Given request:
Write out the bounding box entries from the first line through the line with "sunny-icon bbox=[326, 317, 346, 337]", switching "forecast-low" to "forecast-min" and changing nothing else.

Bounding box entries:
--------------------------------
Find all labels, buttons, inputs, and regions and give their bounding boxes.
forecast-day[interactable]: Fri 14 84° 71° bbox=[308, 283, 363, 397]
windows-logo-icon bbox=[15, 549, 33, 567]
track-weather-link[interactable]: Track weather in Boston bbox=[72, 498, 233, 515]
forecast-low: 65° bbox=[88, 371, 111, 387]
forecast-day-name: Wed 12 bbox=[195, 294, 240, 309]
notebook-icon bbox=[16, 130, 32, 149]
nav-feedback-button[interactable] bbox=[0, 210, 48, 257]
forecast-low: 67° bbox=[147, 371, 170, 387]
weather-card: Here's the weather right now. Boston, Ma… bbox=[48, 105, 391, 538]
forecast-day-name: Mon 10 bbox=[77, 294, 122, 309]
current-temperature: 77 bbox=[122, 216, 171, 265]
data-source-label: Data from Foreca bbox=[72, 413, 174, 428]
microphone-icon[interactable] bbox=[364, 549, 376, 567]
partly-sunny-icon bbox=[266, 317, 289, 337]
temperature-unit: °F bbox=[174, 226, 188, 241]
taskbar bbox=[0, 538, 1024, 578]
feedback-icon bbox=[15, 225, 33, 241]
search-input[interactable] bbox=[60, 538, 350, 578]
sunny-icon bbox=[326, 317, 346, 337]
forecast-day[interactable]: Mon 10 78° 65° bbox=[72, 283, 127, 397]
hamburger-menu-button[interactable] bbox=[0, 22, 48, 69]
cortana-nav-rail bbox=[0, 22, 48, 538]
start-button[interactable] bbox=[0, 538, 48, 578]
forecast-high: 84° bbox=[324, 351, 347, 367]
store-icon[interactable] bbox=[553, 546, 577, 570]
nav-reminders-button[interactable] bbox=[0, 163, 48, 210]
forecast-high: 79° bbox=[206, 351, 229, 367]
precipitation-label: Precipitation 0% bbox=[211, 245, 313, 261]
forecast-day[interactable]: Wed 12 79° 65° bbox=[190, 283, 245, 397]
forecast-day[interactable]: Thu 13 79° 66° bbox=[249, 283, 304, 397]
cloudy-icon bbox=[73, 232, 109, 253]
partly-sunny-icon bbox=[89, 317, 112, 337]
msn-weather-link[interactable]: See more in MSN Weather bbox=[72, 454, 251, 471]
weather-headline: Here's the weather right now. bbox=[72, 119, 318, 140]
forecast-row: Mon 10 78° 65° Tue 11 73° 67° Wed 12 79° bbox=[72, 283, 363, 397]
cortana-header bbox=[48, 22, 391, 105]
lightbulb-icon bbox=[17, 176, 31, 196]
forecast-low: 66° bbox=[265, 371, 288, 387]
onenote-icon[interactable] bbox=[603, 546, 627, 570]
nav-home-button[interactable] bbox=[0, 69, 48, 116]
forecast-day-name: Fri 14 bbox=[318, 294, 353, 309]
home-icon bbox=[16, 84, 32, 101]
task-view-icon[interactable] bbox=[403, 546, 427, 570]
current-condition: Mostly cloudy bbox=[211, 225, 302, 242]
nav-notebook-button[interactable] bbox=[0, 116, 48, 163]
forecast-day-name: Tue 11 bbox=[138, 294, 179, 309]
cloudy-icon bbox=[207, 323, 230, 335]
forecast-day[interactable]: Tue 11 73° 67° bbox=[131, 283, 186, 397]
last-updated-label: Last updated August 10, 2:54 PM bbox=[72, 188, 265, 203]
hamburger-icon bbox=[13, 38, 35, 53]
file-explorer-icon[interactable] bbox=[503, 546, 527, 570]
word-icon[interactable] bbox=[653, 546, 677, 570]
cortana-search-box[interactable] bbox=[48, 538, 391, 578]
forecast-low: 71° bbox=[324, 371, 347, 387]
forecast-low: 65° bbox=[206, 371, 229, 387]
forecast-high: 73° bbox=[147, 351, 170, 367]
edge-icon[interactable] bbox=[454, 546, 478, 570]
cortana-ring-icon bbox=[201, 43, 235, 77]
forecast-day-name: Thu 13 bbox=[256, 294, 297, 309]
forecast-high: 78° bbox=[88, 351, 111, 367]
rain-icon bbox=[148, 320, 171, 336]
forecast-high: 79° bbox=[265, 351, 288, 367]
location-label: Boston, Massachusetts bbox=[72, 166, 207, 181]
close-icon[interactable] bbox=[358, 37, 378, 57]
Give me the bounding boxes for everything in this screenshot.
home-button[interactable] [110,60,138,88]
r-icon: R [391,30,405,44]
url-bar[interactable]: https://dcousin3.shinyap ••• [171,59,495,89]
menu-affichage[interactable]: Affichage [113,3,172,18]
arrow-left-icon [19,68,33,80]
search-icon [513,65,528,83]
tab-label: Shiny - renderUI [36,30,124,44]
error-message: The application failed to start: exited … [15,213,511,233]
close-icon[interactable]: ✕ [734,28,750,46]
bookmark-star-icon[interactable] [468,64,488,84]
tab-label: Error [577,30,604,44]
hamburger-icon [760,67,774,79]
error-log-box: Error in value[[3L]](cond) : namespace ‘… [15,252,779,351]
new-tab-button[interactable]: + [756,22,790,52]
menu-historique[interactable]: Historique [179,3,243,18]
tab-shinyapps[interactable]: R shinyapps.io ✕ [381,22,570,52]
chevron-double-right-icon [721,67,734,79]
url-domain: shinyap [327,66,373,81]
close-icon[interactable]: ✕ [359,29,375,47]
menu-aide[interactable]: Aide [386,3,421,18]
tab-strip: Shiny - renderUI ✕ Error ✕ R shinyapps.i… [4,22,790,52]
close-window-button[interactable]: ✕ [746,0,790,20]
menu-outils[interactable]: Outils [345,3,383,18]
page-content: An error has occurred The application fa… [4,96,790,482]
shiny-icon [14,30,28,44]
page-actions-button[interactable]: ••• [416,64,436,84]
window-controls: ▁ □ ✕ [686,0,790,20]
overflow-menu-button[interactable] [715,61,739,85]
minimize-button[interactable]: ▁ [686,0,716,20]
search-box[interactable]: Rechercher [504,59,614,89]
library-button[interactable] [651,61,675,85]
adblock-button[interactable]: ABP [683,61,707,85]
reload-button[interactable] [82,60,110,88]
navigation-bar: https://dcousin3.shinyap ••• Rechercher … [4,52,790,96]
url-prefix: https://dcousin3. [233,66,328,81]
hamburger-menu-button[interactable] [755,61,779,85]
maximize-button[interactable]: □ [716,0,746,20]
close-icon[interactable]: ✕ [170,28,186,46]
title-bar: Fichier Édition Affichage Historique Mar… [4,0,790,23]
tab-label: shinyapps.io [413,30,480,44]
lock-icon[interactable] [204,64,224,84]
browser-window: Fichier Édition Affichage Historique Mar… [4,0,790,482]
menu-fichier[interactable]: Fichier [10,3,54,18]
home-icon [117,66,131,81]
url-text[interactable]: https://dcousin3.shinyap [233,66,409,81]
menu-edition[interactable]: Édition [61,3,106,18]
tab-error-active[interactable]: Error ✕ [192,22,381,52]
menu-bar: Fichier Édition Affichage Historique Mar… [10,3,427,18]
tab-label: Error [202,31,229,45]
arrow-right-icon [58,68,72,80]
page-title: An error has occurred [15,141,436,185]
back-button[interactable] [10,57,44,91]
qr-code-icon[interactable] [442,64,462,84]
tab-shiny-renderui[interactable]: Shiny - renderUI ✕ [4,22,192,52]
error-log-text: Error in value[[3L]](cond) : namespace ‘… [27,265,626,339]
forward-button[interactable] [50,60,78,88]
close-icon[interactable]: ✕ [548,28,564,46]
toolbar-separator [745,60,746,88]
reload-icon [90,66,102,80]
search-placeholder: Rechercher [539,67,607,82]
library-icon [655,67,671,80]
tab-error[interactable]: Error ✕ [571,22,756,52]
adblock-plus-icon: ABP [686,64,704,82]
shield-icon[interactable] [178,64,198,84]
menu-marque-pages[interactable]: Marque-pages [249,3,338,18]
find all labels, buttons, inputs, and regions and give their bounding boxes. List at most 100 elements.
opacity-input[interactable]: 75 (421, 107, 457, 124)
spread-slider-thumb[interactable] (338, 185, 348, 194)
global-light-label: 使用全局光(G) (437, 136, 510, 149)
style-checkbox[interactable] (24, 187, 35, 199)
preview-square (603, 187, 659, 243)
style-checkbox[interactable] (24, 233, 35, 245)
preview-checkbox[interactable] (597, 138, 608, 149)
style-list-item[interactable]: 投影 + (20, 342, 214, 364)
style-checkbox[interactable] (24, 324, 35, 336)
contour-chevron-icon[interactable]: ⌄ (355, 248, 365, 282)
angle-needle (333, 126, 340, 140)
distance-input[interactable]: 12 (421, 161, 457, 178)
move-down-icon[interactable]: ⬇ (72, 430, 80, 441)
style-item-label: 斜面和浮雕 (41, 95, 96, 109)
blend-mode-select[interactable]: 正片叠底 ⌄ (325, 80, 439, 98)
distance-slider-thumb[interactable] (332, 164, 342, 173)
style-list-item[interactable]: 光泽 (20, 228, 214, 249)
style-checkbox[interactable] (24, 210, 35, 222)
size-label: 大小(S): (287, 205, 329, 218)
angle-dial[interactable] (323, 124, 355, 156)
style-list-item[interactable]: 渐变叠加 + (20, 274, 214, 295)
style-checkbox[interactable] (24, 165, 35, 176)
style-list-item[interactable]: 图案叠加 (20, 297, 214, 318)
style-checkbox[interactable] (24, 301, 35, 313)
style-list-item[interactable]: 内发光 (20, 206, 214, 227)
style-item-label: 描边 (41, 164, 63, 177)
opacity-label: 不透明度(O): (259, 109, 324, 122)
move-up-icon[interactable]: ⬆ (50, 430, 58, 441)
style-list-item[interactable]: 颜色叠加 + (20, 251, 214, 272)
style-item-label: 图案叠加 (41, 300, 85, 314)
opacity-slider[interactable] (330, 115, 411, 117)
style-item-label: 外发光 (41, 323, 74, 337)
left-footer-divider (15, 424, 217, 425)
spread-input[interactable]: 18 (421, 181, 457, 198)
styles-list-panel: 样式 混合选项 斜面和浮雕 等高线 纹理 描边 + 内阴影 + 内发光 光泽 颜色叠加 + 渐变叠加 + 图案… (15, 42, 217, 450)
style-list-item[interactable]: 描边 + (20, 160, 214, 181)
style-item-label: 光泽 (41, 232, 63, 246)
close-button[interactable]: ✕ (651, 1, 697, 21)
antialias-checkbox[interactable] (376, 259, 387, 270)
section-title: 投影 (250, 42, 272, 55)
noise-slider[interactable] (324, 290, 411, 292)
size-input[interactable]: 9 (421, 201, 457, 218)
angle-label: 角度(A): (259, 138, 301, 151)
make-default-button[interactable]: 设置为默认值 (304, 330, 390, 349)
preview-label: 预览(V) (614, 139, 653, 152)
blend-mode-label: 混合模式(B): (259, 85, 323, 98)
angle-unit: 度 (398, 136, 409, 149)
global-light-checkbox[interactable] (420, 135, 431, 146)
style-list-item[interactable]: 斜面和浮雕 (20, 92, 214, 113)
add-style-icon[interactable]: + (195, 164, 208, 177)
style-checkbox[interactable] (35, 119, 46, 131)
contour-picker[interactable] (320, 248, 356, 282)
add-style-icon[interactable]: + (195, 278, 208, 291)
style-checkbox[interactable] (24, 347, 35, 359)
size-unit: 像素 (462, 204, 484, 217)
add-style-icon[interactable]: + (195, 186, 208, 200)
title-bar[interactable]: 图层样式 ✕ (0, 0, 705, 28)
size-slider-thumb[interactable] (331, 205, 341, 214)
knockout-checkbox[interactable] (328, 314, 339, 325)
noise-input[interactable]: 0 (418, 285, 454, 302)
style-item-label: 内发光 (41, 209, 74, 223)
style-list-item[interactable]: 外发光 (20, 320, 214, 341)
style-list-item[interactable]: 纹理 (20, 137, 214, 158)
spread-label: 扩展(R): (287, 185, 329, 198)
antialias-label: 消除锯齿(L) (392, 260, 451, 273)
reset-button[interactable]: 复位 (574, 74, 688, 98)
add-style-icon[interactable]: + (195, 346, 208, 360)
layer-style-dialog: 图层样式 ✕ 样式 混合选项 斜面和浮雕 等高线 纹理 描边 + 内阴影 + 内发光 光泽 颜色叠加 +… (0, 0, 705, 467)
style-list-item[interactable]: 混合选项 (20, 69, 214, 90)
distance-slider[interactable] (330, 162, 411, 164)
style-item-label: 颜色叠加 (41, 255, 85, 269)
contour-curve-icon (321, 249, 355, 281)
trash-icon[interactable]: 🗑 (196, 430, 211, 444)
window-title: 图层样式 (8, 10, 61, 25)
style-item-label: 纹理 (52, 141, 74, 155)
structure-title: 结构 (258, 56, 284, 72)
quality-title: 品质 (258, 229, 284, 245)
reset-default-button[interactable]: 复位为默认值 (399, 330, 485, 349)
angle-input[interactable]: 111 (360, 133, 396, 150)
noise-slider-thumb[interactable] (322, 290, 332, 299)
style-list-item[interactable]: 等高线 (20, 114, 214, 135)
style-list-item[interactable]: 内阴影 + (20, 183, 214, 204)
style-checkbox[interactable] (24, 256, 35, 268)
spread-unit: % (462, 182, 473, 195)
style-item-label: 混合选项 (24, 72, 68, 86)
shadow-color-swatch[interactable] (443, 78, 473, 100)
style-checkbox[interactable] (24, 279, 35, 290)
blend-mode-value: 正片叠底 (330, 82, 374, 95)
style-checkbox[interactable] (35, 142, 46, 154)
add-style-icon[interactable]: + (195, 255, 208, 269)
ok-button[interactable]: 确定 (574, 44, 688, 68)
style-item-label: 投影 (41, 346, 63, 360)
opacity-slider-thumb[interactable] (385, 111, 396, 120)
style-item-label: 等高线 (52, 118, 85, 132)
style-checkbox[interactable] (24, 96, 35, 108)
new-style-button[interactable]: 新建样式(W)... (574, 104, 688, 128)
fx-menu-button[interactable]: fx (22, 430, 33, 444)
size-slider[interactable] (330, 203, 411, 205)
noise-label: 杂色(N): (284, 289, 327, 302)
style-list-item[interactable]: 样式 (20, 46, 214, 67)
--------------------------------
Exercise output:
Find all labels, buttons, inputs, and regions and give their bounding boxes.
forecast-day[interactable]: Fri 14 84° 71° bbox=[308, 283, 363, 397]
windows-logo-icon bbox=[15, 549, 33, 567]
track-weather-link[interactable]: Track weather in Boston bbox=[72, 498, 233, 515]
forecast-min: 65° bbox=[88, 371, 111, 387]
forecast-day-name: Wed 12 bbox=[195, 294, 240, 309]
notebook-icon bbox=[16, 130, 32, 149]
nav-feedback-button[interactable] bbox=[0, 210, 48, 257]
forecast-min: 67° bbox=[147, 371, 170, 387]
weather-card: Here's the weather right now. Boston, Ma… bbox=[48, 105, 391, 538]
forecast-day-name: Mon 10 bbox=[77, 294, 122, 309]
current-temperature: 77 bbox=[122, 216, 171, 265]
data-source-label: Data from Foreca bbox=[72, 413, 174, 428]
microphone-icon[interactable] bbox=[364, 549, 376, 567]
partly-sunny-icon bbox=[266, 317, 289, 337]
temperature-unit: °F bbox=[174, 226, 188, 241]
taskbar bbox=[0, 538, 1024, 578]
feedback-icon bbox=[15, 225, 33, 241]
search-input[interactable] bbox=[60, 538, 350, 578]
sunny-icon bbox=[326, 317, 346, 337]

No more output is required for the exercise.